=== RECORDS SHOWN ===

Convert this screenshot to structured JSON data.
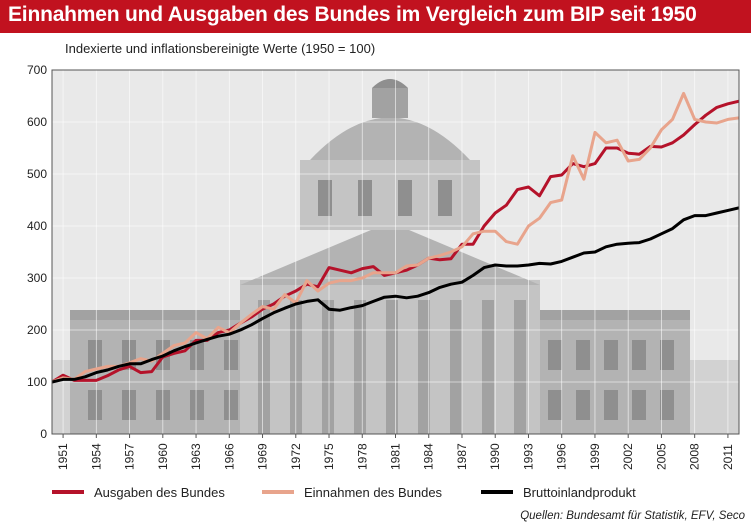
{
  "header": {
    "title": "Einnahmen und Ausgaben des Bundes im Vergleich zum BIP seit 1950",
    "subtitle": "Indexierte und inflationsbereinigte Werte (1950 = 100)"
  },
  "footer": {
    "source": "Quellen: Bundesamt für Statistik, EFV, Seco"
  },
  "colors": {
    "title_bar": "#c1121f",
    "ausgaben": "#b5122a",
    "einnahmen": "#e8a48c",
    "bip": "#000000"
  },
  "chart_data": {
    "type": "line",
    "title": "Einnahmen und Ausgaben des Bundes im Vergleich zum BIP seit 1950",
    "subtitle": "Indexierte und inflationsbereinigte Werte (1950 = 100)",
    "ylim": [
      0,
      700
    ],
    "yticks": [
      0,
      100,
      200,
      300,
      400,
      500,
      600,
      700
    ],
    "yticklabels": [
      "0",
      "100",
      "200",
      "300",
      "400",
      "500",
      "600",
      "700"
    ],
    "xlim": [
      1950,
      2012
    ],
    "xticks": [
      1951,
      1954,
      1957,
      1960,
      1963,
      1966,
      1969,
      1972,
      1975,
      1978,
      1981,
      1984,
      1987,
      1990,
      1993,
      1996,
      1999,
      2002,
      2005,
      2008,
      2011
    ],
    "xticklabels": [
      "1951",
      "1954",
      "1957",
      "1960",
      "1963",
      "1966",
      "1969",
      "1972",
      "1975",
      "1978",
      "1981",
      "1984",
      "1987",
      "1990",
      "1993",
      "1996",
      "1999",
      "2002",
      "2005",
      "2008",
      "2011"
    ],
    "grid": true,
    "legend_position": "bottom",
    "x": [
      1950,
      1951,
      1952,
      1953,
      1954,
      1955,
      1956,
      1957,
      1958,
      1959,
      1960,
      1961,
      1962,
      1963,
      1964,
      1965,
      1966,
      1967,
      1968,
      1969,
      1970,
      1971,
      1972,
      1973,
      1974,
      1975,
      1976,
      1977,
      1978,
      1979,
      1980,
      1981,
      1982,
      1983,
      1984,
      1985,
      1986,
      1987,
      1988,
      1989,
      1990,
      1991,
      1992,
      1993,
      1994,
      1995,
      1996,
      1997,
      1998,
      1999,
      2000,
      2001,
      2002,
      2003,
      2004,
      2005,
      2006,
      2007,
      2008,
      2009,
      2010,
      2011,
      2012
    ],
    "series": [
      {
        "name": "Ausgaben des Bundes",
        "color": "#b5122a",
        "values": [
          100,
          113,
          103,
          103,
          103,
          112,
          123,
          130,
          118,
          120,
          148,
          155,
          160,
          180,
          180,
          195,
          200,
          213,
          225,
          240,
          250,
          265,
          275,
          288,
          283,
          320,
          315,
          310,
          318,
          322,
          305,
          310,
          315,
          325,
          338,
          335,
          337,
          365,
          365,
          400,
          425,
          440,
          470,
          475,
          458,
          495,
          498,
          520,
          514,
          520,
          550,
          550,
          540,
          538,
          553,
          552,
          560,
          575,
          595,
          613,
          628,
          635,
          640
        ]
      },
      {
        "name": "Einnahmen des Bundes",
        "color": "#e8a48c",
        "values": [
          100,
          108,
          105,
          120,
          125,
          130,
          130,
          137,
          145,
          140,
          155,
          170,
          175,
          195,
          183,
          205,
          195,
          213,
          230,
          245,
          240,
          268,
          252,
          295,
          275,
          290,
          295,
          295,
          300,
          310,
          310,
          310,
          323,
          325,
          338,
          343,
          350,
          360,
          385,
          390,
          390,
          370,
          365,
          400,
          415,
          445,
          450,
          535,
          490,
          580,
          560,
          565,
          525,
          528,
          550,
          585,
          605,
          655,
          605,
          600,
          598,
          605,
          608
        ]
      },
      {
        "name": "Bruttoinlandprodukt",
        "color": "#000000",
        "values": [
          100,
          105,
          105,
          110,
          118,
          123,
          130,
          135,
          135,
          143,
          150,
          160,
          168,
          175,
          182,
          188,
          192,
          200,
          210,
          222,
          233,
          242,
          250,
          255,
          258,
          240,
          238,
          243,
          247,
          255,
          263,
          265,
          262,
          265,
          272,
          282,
          288,
          292,
          305,
          320,
          325,
          323,
          323,
          325,
          328,
          327,
          332,
          340,
          348,
          350,
          360,
          365,
          367,
          368,
          375,
          385,
          395,
          412,
          420,
          420,
          425,
          430,
          435
        ]
      }
    ]
  }
}
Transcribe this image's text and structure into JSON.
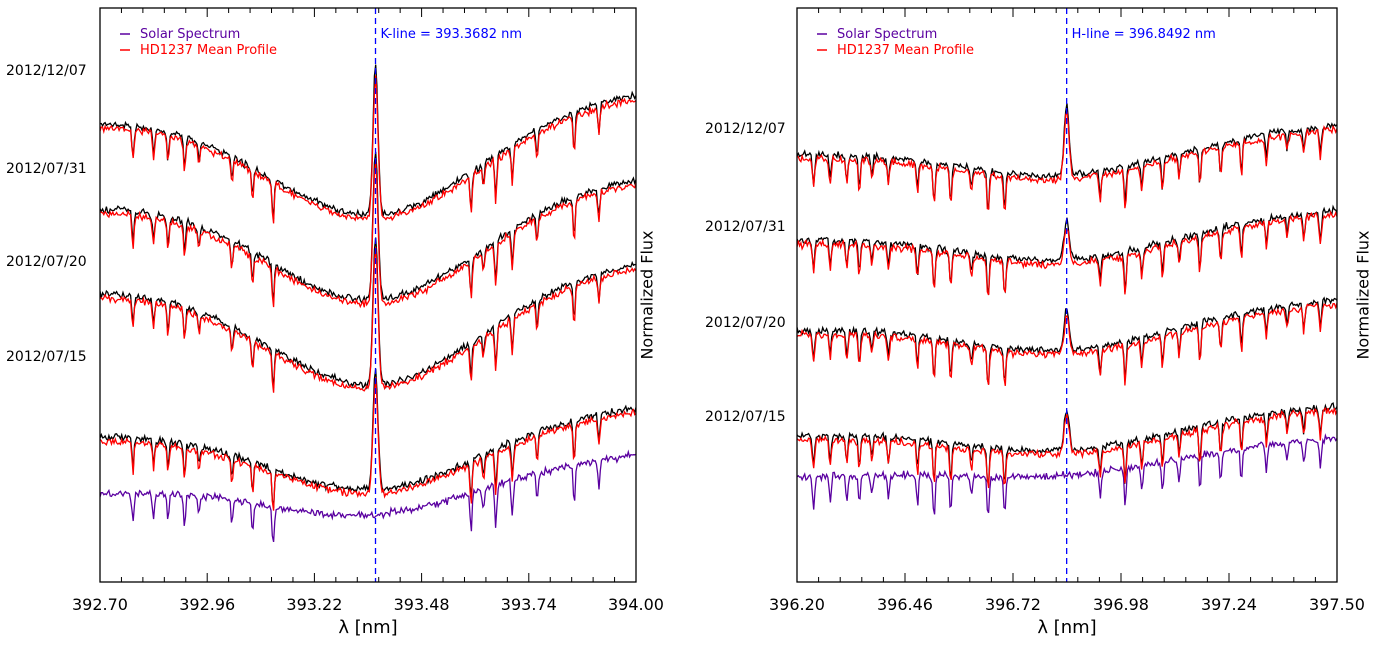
{
  "chart_data": [
    {
      "type": "line",
      "xlabel": "λ [nm]",
      "ylabel": "Normalized Flux",
      "xlim": [
        392.7,
        394.0
      ],
      "xticks": [
        "392.70",
        "392.96",
        "393.22",
        "393.48",
        "393.74",
        "394.00"
      ],
      "annotation": {
        "text": "K-line = 393.3682 nm",
        "x": 393.3682,
        "color": "#0000ff"
      },
      "epochs": [
        "2012/12/07",
        "2012/07/31",
        "2012/07/20",
        "2012/07/15"
      ],
      "legend": [
        {
          "name": "Solar Spectrum",
          "color": "#5a00a0"
        },
        {
          "name": "HD1237 Mean Profile",
          "color": "#ff0000"
        }
      ],
      "series_colors": {
        "observed": "#000000",
        "mean_profile": "#ff0000",
        "solar": "#5a00a0"
      },
      "lines": [
        392.78,
        392.83,
        392.865,
        392.905,
        392.94,
        393.02,
        393.07,
        393.12,
        393.6,
        393.63,
        393.66,
        393.7,
        393.76,
        393.85,
        393.91
      ],
      "grid": false,
      "legend_position": "top-left"
    },
    {
      "type": "line",
      "xlabel": "λ [nm]",
      "ylabel": "Normalized Flux",
      "xlim": [
        396.2,
        397.5
      ],
      "xticks": [
        "396.20",
        "396.46",
        "396.72",
        "396.98",
        "397.24",
        "397.50"
      ],
      "annotation": {
        "text": "H-line = 396.8492 nm",
        "x": 396.8492,
        "color": "#0000ff"
      },
      "epochs": [
        "2012/12/07",
        "2012/07/31",
        "2012/07/20",
        "2012/07/15"
      ],
      "legend": [
        {
          "name": "Solar Spectrum",
          "color": "#5a00a0"
        },
        {
          "name": "HD1237 Mean Profile",
          "color": "#ff0000"
        }
      ],
      "series_colors": {
        "observed": "#000000",
        "mean_profile": "#ff0000",
        "solar": "#5a00a0"
      },
      "lines": [
        396.24,
        396.28,
        396.32,
        396.35,
        396.38,
        396.42,
        396.49,
        396.53,
        396.57,
        396.62,
        396.66,
        396.7,
        396.93,
        396.99,
        397.03,
        397.08,
        397.12,
        397.17,
        397.22,
        397.27,
        397.33,
        397.38,
        397.42,
        397.46
      ],
      "grid": false,
      "legend_position": "top-left"
    }
  ]
}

===

For the data above, state how many lines contain "name"; the number is the whole answer.

EXERCISE OUTPUT
7